:: Data in this exercise ::
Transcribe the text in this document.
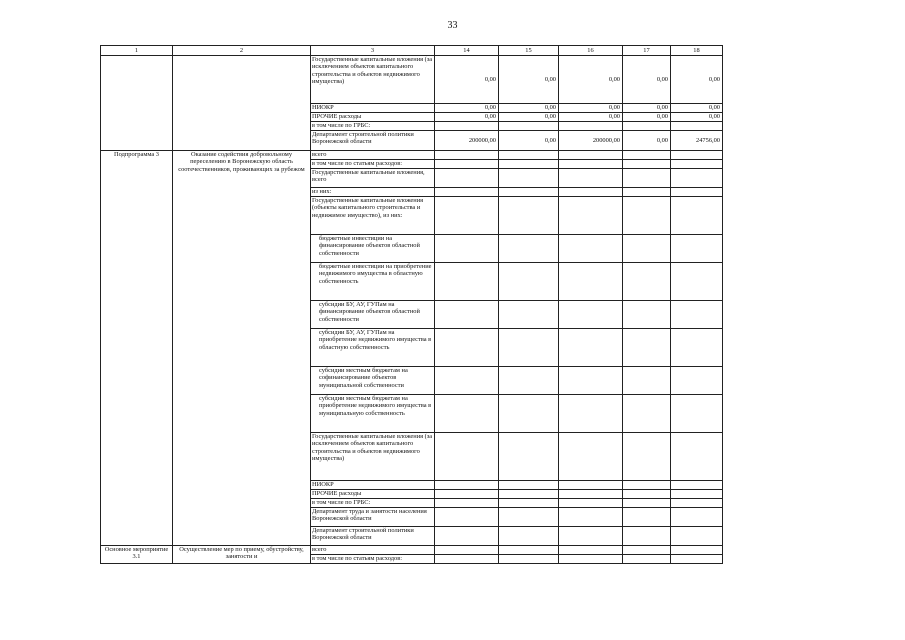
33
1	2	3	14	15	16	17	18
		Государственные капитальные вложения (за исключением объектов капитального строительства и объектов недвижимого имущества)	0,00	0,00	0,00	0,00	0,00
		НИОКР	0,00	0,00	0,00	0,00	0,00
		ПРОЧИЕ расходы	0,00	0,00	0,00	0,00	0,00
		в том числе по ГРБС:					
		Департамент строительной политики Воронежской области	200000,00	0,00	200000,00	0,00	24756,00
Подпрограмма 3	Оказание содействия добровольному переселению в Воронежскую область соотечественников, проживающих за рубежом	всего					
		в том числе по статьям расходов:					
		Государственные капитальные вложения, всего					
		из них:					
		Государственные капитальные вложения (объекты капитального строительства и недвижимое имущество), из них:					
		бюджетные инвестиции на финансирование объектов областной собственности					
		бюджетные инвестиции на приобретение недвижимого имущества в областную собственность					
		субсидии БУ, АУ, ГУПам на финансирование объектов областной собственности					
		субсидии БУ, АУ, ГУПам на приобретение недвижимого имущества в областную собственность					
		субсидии местным бюджетам на софинансирование объектов муниципальной собственности					
		субсидии местным бюджетам на приобретение недвижимого имущества в муниципальную собственность					
		Государственные капитальные вложения (за исключением объектов капитального строительства и объектов недвижимого имущества)					
		НИОКР					
		ПРОЧИЕ расходы					
		в том числе по ГРБС:					
		Департамент труда и занятости населения Воронежской области					
		Департамент строительной политики Воронежской области					
Основное мероприятие 3.1	Осуществление мер по приему, обустройству, занятости и	всего					
		в том числе по статьям расходов:					
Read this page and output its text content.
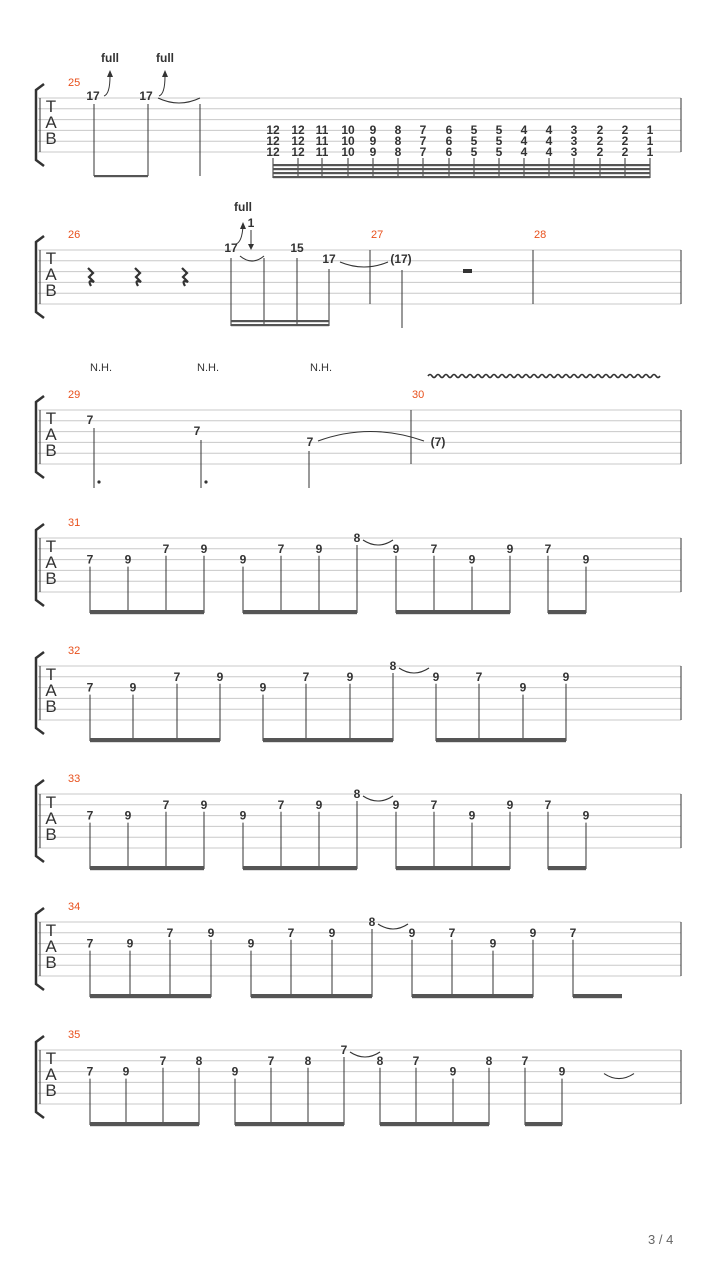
T
A
B
25
17
full
17
full
12
12
12
12
12
12
11
11
11
10
10
10
9
9
9
8
8
8
7
7
7
6
6
6
5
5
5
5
5
5
4
4
4
4
4
4
3
3
3
2
2
2
2
2
2
1
1
1
T
A
B
26	27	28
17
full
1
15
17	(17)
T
A
B
29	30
N.H.	N.H.	N.H.
7
7
7	(7)
T
A
B
31
7	9
7	9
9
7	9
8
9	7
9
9	7
9
T
A
B
32
7	9
7	9
9
7	9
8
9	7
9
9
T
A
B
33
7	9
7	9
9
7	9
8
9	7
9
9	7
9
T
A
B
34
7	9
7	9
9
7	9
8
9	7
9
9	7
T
A
B
35
7 9
7 8
9
7	8
7
8 7
9
8 7
9
3 / 4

:: Directions ::
Repeat the lines above exactly, and keep every picture out.

:: Result of the exercise ::
Transcribe the text in this document.
33
1	2	3	14	15	16	17	18
		Государственные капитальные вложения (за исключением объектов капитального строительства и объектов недвижимого имущества)	0,00	0,00	0,00	0,00	0,00
		НИОКР	0,00	0,00	0,00	0,00	0,00
		ПРОЧИЕ расходы	0,00	0,00	0,00	0,00	0,00
		в том числе по ГРБС:					
		Департамент строительной политики Воронежской области	200000,00	0,00	200000,00	0,00	24756,00
Подпрограмма 3	Оказание содействия добровольному переселению в Воронежскую область соотечественников, проживающих за рубежом	всего					
		в том числе по статьям расходов:					
		Государственные капитальные вложения, всего					
		из них:					
		Государственные капитальные вложения (объекты капитального строительства и недвижимое имущество), из них:					
		бюджетные инвестиции на финансирование объектов областной собственности					
		бюджетные инвестиции на приобретение недвижимого имущества в областную собственность					
		субсидии БУ, АУ, ГУПам на финансирование объектов областной собственности					
		субсидии БУ, АУ, ГУПам на приобретение недвижимого имущества в областную собственность					
		субсидии местным бюджетам на софинансирование объектов муниципальной собственности					
		субсидии местным бюджетам на приобретение недвижимого имущества в муниципальную собственность					
		Государственные капитальные вложения (за исключением объектов капитального строительства и объектов недвижимого имущества)					
		НИОКР					
		ПРОЧИЕ расходы					
		в том числе по ГРБС:					
		Департамент труда и занятости населения Воронежской области					
		Департамент строительной политики Воронежской области					
Основное мероприятие 3.1	Осуществление мер по приему, обустройству, занятости и	всего					
		в том числе по статьям расходов:					
Read this page and output its text content.
T
A
B
25
17
full
17
full
12
12
12
12
12
12
11
11
11
10
10
10
9
9
9
8
8
8
7
7
7
6
6
6
5
5
5
5
5
5
4
4
4
4
4
4
3
3
3
2
2
2
2
2
2
1
1
1
T
A
B
26	27	28
17
full
1
15
17	(17)
T
A
B
29	30
N.H.	N.H.	N.H.
7
7
7	(7)
T
A
B
31
7	9
7	9
9
7	9
8
9	7
9
9	7
9
T
A
B
32
7	9
7	9
9
7	9
8
9	7
9
9
T
A
B
33
7	9
7	9
9
7	9
8
9	7
9
9	7
9
T
A
B
34
7	9
7	9
9
7	9
8
9	7
9
9	7
T
A
B
35
7 9
7 8
9
7	8
7
8 7
9
8 7
9
3 / 4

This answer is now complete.